# Data entries start
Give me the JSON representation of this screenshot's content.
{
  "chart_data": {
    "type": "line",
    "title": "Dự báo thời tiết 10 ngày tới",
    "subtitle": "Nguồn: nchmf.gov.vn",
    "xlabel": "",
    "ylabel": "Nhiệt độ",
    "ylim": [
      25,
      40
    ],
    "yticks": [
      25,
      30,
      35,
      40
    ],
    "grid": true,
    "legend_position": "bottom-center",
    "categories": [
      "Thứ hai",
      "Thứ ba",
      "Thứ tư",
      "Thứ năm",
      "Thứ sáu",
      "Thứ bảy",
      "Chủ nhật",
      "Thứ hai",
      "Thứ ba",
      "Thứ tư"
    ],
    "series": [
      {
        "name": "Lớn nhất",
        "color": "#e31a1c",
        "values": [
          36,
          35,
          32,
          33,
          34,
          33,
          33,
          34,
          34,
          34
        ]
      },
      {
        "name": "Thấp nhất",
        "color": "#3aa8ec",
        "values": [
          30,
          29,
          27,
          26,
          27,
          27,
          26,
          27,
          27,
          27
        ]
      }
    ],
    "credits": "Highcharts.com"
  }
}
# Data entries end
§ **Given instruction**
Quote all of the entries verbatim.

§ **Response for this exercise**
Give me the JSON representation of this screenshot's content.
{
  "chart_data": {
    "type": "line",
    "title": "Dự báo thời tiết 10 ngày tới",
    "subtitle": "Nguồn: nchmf.gov.vn",
    "xlabel": "",
    "ylabel": "Nhiệt độ",
    "ylim": [
      25,
      40
    ],
    "yticks": [
      25,
      30,
      35,
      40
    ],
    "grid": true,
    "legend_position": "bottom-center",
    "categories": [
      "Thứ hai",
      "Thứ ba",
      "Thứ tư",
      "Thứ năm",
      "Thứ sáu",
      "Thứ bảy",
      "Chủ nhật",
      "Thứ hai",
      "Thứ ba",
      "Thứ tư"
    ],
    "series": [
      {
        "name": "Lớn nhất",
        "color": "#e31a1c",
        "values": [
          36,
          35,
          32,
          33,
          34,
          33,
          33,
          34,
          34,
          34
        ]
      },
      {
        "name": "Thấp nhất",
        "color": "#3aa8ec",
        "values": [
          30,
          29,
          27,
          26,
          27,
          27,
          26,
          27,
          27,
          27
        ]
      }
    ],
    "credits": "Highcharts.com"
  }
}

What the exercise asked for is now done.